----- Data to process -----

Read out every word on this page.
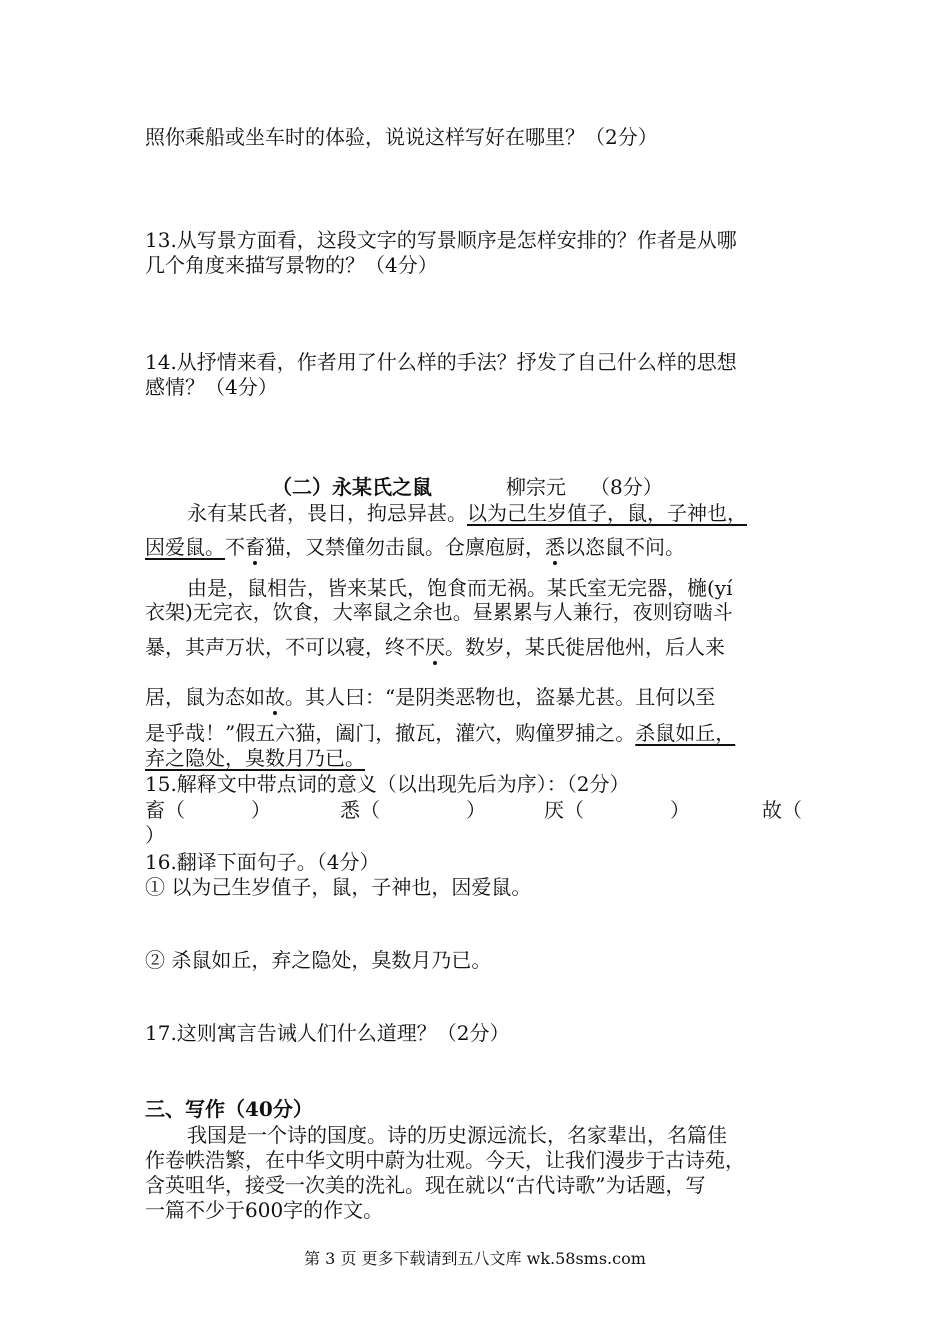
照你乘船或坐车时的体验，说说这样写好在哪里？（2分）
13.从写景方面看，这段文字的写景顺序是怎样安排的？作者是从哪
几个角度来描写景物的？（4分）
14.从抒情来看，作者用了什么样的手法？抒发了自己什么样的思想
感情？（4分）
（二）永某氏之鼠	柳宗元 （8分）
永有某氏者，畏日，拘忌异甚。以为己生岁值子，鼠，子神也，
因爱鼠。不畜猫，又禁僮勿击鼠。仓廪庖厨，悉以恣鼠不问。
由是，鼠相告，皆来某氏，饱食而无祸。某氏室无完器，椸(yí
衣架)无完衣，饮食，大率鼠之余也。昼累累与人兼行，夜则窃啮斗
暴，其声万状，不可以寝，终不厌。数岁，某氏徙居他州，后人来
居，鼠为态如故。其人曰：“是阴类恶物也，盗暴尤甚。且何以至
是乎哉！”假五六猫，阖门，撤瓦，灌穴，购僮罗捕之。杀鼠如丘，
弃之隐处，臭数月乃已。
15.解释文中带点词的意义（以出现先后为序）：（2分）
畜（	）	悉（	）	厌（	）	故（
）
16.翻译下面句子。（4分）
① 以为己生岁值子，鼠，子神也，因爱鼠。
② 杀鼠如丘，弃之隐处，臭数月乃已。
17.这则寓言告诫人们什么道理？（2分）
三、写作（40分）
我国是一个诗的国度。诗的历史源远流长，名家辈出，名篇佳
作卷帙浩繁，在中华文明中蔚为壮观。今天，让我们漫步于古诗苑，
含英咀华，接受一次美的洗礼。现在就以“古代诗歌”为话题，写
一篇不少于600字的作文。
第 3 页 更多下载请到五八文库 wk.58sms.com
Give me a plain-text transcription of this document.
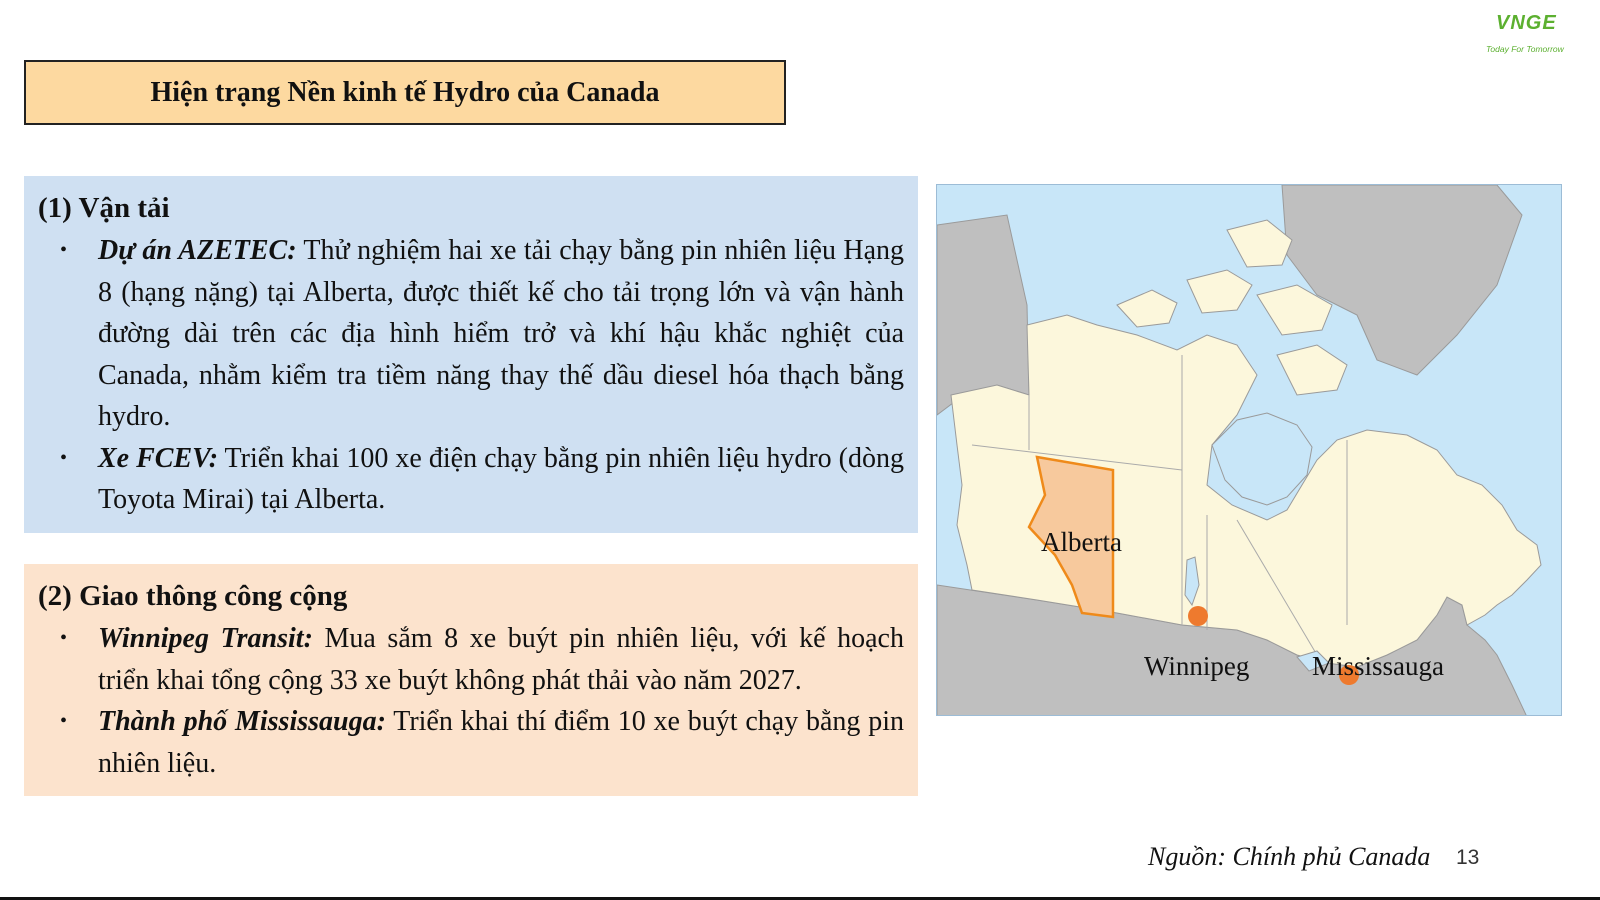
Hiện trạng Nền kinh tế Hydro của Canada
VNGE
Today For Tomorrow
(1) Vận tải
• Dự án AZETEC: Thử nghiệm hai xe tải chạy bằng pin nhiên liệu Hạng 8 (hạng nặng) tại Alberta, được thiết kế cho tải trọng lớn và vận hành đường dài trên các địa hình hiểm trở và khí hậu khắc nghiệt của Canada, nhằm kiểm tra tiềm năng thay thế dầu diesel hóa thạch bằng hydro.
• Xe FCEV: Triển khai 100 xe điện chạy bằng pin nhiên liệu hydro (dòng Toyota Mirai) tại Alberta.
(2) Giao thông công cộng
• Winnipeg Transit: Mua sắm 8 xe buýt pin nhiên liệu, với kế hoạch triển khai tổng cộng 33 xe buýt không phát thải vào năm 2027.
• Thành phố Mississauga: Triển khai thí điểm 10 xe buýt chạy bằng pin nhiên liệu.
Alberta
Winnipeg Mississauga
Nguồn: Chính phủ Canada 13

-----

Stated problem> Each record above must be returned exactly as written, with its pictures omitted.

Exercise answer>
Read out every word on this page.
照你乘船或坐车时的体验，说说这样写好在哪里？（2分）
13.从写景方面看，这段文字的写景顺序是怎样安排的？作者是从哪
几个角度来描写景物的？（4分）
14.从抒情来看，作者用了什么样的手法？抒发了自己什么样的思想
感情？（4分）
（二）永某氏之鼠	柳宗元 （8分）
永有某氏者，畏日，拘忌异甚。以为己生岁值子，鼠，子神也，
因爱鼠。不畜猫，又禁僮勿击鼠。仓廪庖厨，悉以恣鼠不问。
由是，鼠相告，皆来某氏，饱食而无祸。某氏室无完器，椸(yí
衣架)无完衣，饮食，大率鼠之余也。昼累累与人兼行，夜则窃啮斗
暴，其声万状，不可以寝，终不厌。数岁，某氏徙居他州，后人来
居，鼠为态如故。其人曰：“是阴类恶物也，盗暴尤甚。且何以至
是乎哉！”假五六猫，阖门，撤瓦，灌穴，购僮罗捕之。杀鼠如丘，
弃之隐处，臭数月乃已。
15.解释文中带点词的意义（以出现先后为序）：（2分）
畜（	）	悉（	）	厌（	）	故（
）
16.翻译下面句子。（4分）
① 以为己生岁值子，鼠，子神也，因爱鼠。
② 杀鼠如丘，弃之隐处，臭数月乃已。
17.这则寓言告诫人们什么道理？（2分）
三、写作（40分）
我国是一个诗的国度。诗的历史源远流长，名家辈出，名篇佳
作卷帙浩繁，在中华文明中蔚为壮观。今天，让我们漫步于古诗苑，
含英咀华，接受一次美的洗礼。现在就以“古代诗歌”为话题，写
一篇不少于600字的作文。
第 3 页 更多下载请到五八文库 wk.58sms.com
Give me a plain-text transcription of this document.
Hiện trạng Nền kinh tế Hydro của Canada
VNGE
Today For Tomorrow
(1) Vận tải
• Dự án AZETEC: Thử nghiệm hai xe tải chạy bằng pin nhiên liệu Hạng 8 (hạng nặng) tại Alberta, được thiết kế cho tải trọng lớn và vận hành đường dài trên các địa hình hiểm trở và khí hậu khắc nghiệt của Canada, nhằm kiểm tra tiềm năng thay thế dầu diesel hóa thạch bằng hydro.
• Xe FCEV: Triển khai 100 xe điện chạy bằng pin nhiên liệu hydro (dòng Toyota Mirai) tại Alberta.
(2) Giao thông công cộng
• Winnipeg Transit: Mua sắm 8 xe buýt pin nhiên liệu, với kế hoạch triển khai tổng cộng 33 xe buýt không phát thải vào năm 2027.
• Thành phố Mississauga: Triển khai thí điểm 10 xe buýt chạy bằng pin nhiên liệu.
Alberta
Winnipeg Mississauga
Nguồn: Chính phủ Canada 13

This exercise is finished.